=== TASK TO COMPLETE ===
Leave out the pictures and restate the rest of the data exactly.

Source records:
-- Begin --
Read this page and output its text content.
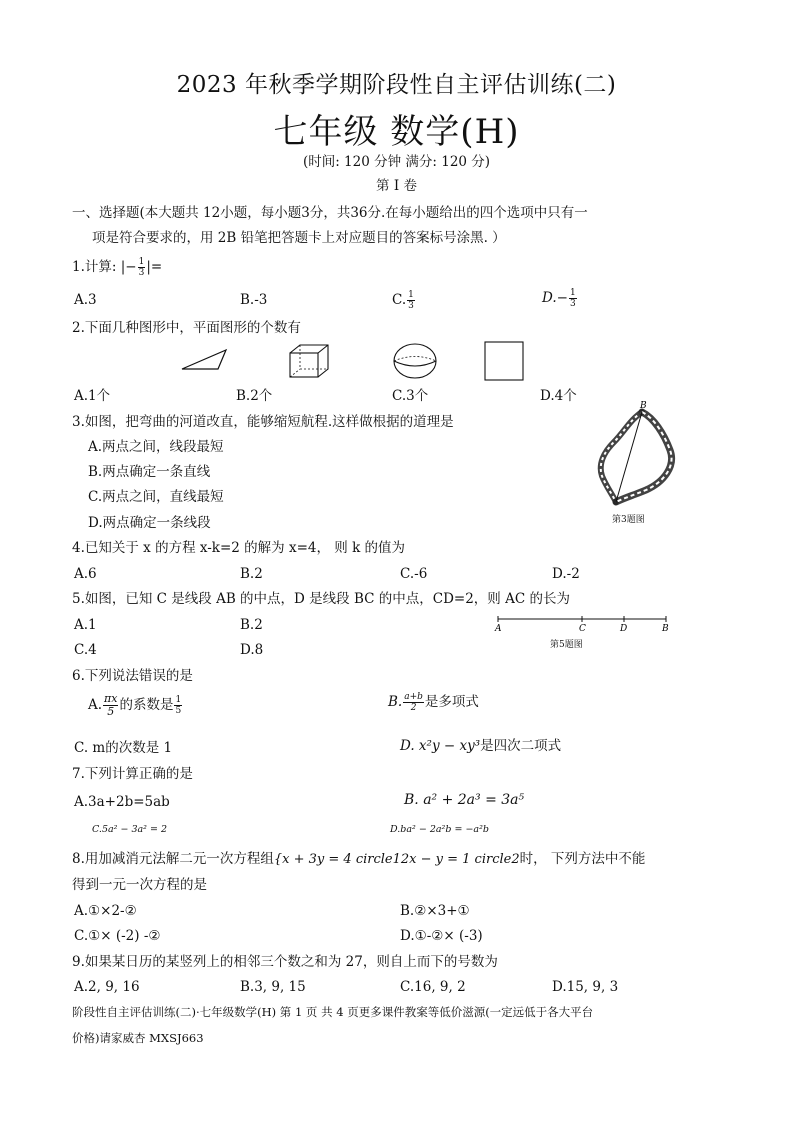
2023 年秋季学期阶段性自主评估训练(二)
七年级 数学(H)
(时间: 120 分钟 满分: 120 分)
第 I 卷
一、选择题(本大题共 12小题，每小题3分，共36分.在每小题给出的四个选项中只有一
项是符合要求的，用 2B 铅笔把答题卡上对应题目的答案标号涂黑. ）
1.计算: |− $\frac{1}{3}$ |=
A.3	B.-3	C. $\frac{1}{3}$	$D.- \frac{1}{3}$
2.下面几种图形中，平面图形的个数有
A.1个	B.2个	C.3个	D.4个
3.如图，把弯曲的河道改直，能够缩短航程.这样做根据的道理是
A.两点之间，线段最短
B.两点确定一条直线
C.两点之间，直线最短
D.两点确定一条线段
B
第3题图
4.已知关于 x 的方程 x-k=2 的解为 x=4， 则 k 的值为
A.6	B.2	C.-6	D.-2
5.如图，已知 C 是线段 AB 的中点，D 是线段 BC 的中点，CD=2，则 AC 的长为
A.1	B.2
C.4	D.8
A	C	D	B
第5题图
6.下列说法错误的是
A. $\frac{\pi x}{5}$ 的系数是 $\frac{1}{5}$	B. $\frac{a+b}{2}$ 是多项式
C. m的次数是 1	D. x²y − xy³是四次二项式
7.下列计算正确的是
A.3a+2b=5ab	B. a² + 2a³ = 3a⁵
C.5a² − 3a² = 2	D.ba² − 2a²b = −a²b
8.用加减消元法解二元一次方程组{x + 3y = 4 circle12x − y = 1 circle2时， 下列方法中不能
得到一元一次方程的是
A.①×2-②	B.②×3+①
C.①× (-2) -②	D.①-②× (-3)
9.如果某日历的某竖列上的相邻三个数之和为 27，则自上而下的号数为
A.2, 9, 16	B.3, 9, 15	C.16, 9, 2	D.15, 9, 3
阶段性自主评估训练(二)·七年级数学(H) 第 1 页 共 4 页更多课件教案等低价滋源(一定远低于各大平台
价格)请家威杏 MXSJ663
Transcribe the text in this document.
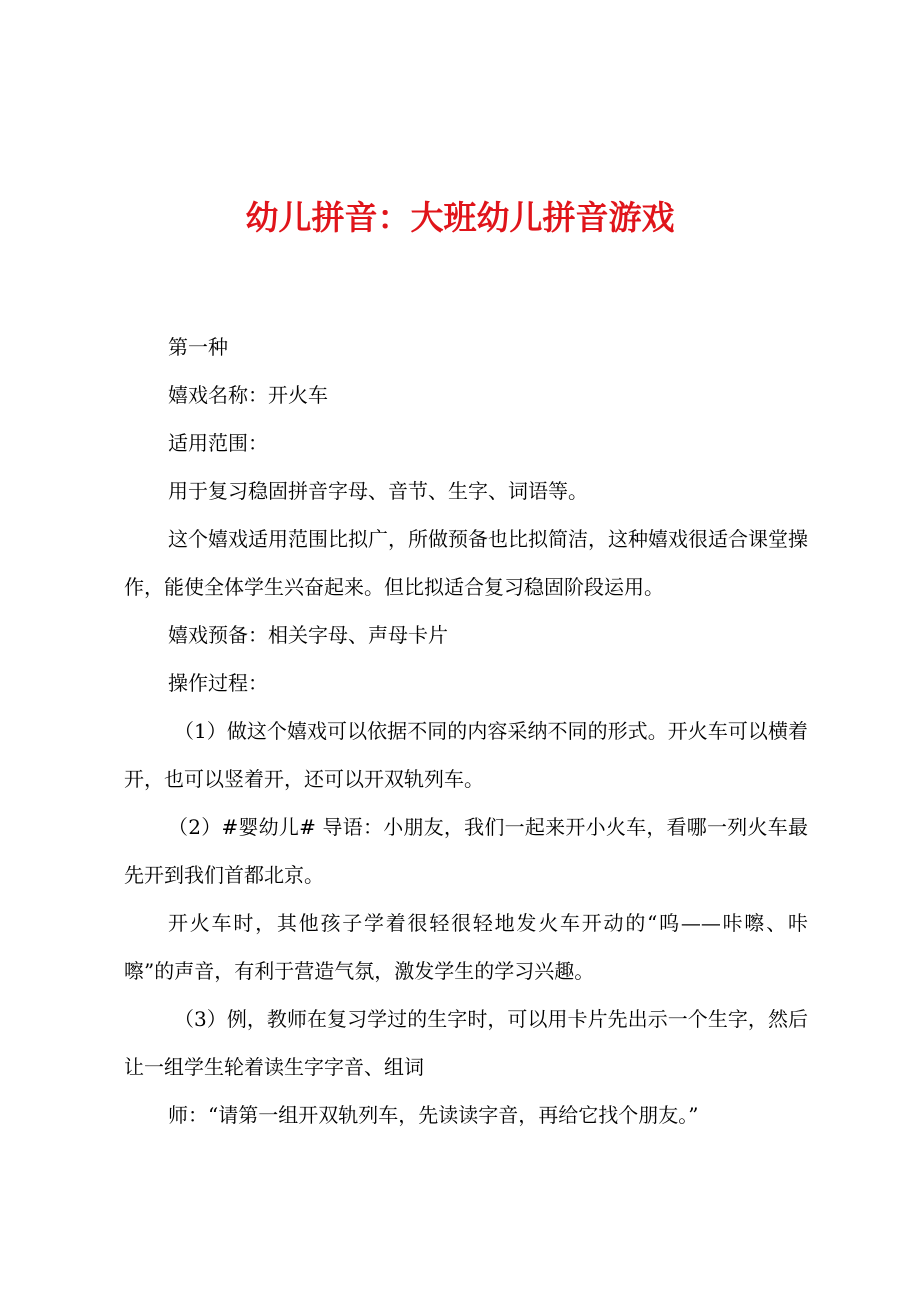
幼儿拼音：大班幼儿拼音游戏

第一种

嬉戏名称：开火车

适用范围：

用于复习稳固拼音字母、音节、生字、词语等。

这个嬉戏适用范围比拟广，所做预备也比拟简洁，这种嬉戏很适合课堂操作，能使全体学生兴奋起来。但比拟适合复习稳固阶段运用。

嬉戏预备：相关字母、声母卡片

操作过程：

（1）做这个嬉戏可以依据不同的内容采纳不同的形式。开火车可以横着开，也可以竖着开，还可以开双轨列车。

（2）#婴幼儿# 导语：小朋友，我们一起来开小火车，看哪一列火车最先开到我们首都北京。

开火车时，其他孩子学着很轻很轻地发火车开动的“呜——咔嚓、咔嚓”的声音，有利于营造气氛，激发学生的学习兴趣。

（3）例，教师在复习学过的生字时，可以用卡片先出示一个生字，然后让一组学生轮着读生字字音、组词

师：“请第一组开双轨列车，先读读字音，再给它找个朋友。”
-- End --
=== TASK OUTPUT ===
Read this page and output its text content.
2023 年秋季学期阶段性自主评估训练(二)
七年级 数学(H)
(时间: 120 分钟 满分: 120 分)
第 I 卷
一、选择题(本大题共 12小题，每小题3分，共36分.在每小题给出的四个选项中只有一
项是符合要求的，用 2B 铅笔把答题卡上对应题目的答案标号涂黑. ）
1.计算: |− $\frac{1}{3}$ |=
A.3	B.-3	C. $\frac{1}{3}$	$D.- \frac{1}{3}$
2.下面几种图形中，平面图形的个数有
A.1个	B.2个	C.3个	D.4个
3.如图，把弯曲的河道改直，能够缩短航程.这样做根据的道理是
A.两点之间，线段最短
B.两点确定一条直线
C.两点之间，直线最短
D.两点确定一条线段
B
第3题图
4.已知关于 x 的方程 x-k=2 的解为 x=4， 则 k 的值为
A.6	B.2	C.-6	D.-2
5.如图，已知 C 是线段 AB 的中点，D 是线段 BC 的中点，CD=2，则 AC 的长为
A.1	B.2
C.4	D.8
A	C	D	B
第5题图
6.下列说法错误的是
A. $\frac{\pi x}{5}$ 的系数是 $\frac{1}{5}$	B. $\frac{a+b}{2}$ 是多项式
C. m的次数是 1	D. x²y − xy³是四次二项式
7.下列计算正确的是
A.3a+2b=5ab	B. a² + 2a³ = 3a⁵
C.5a² − 3a² = 2	D.ba² − 2a²b = −a²b
8.用加减消元法解二元一次方程组{x + 3y = 4 circle12x − y = 1 circle2时， 下列方法中不能
得到一元一次方程的是
A.①×2-②	B.②×3+①
C.①× (-2) -②	D.①-②× (-3)
9.如果某日历的某竖列上的相邻三个数之和为 27，则自上而下的号数为
A.2, 9, 16	B.3, 9, 15	C.16, 9, 2	D.15, 9, 3
阶段性自主评估训练(二)·七年级数学(H) 第 1 页 共 4 页更多课件教案等低价滋源(一定远低于各大平台
价格)请家威杏 MXSJ663
Transcribe the text in this document.
幼儿拼音：大班幼儿拼音游戏

第一种

嬉戏名称：开火车

适用范围：

用于复习稳固拼音字母、音节、生字、词语等。

这个嬉戏适用范围比拟广，所做预备也比拟简洁，这种嬉戏很适合课堂操作，能使全体学生兴奋起来。但比拟适合复习稳固阶段运用。

嬉戏预备：相关字母、声母卡片

操作过程：

（1）做这个嬉戏可以依据不同的内容采纳不同的形式。开火车可以横着开，也可以竖着开，还可以开双轨列车。

（2）#婴幼儿# 导语：小朋友，我们一起来开小火车，看哪一列火车最先开到我们首都北京。

开火车时，其他孩子学着很轻很轻地发火车开动的“呜——咔嚓、咔嚓”的声音，有利于营造气氛，激发学生的学习兴趣。

（3）例，教师在复习学过的生字时，可以用卡片先出示一个生字，然后让一组学生轮着读生字字音、组词

师：“请第一组开双轨列车，先读读字音，再给它找个朋友。”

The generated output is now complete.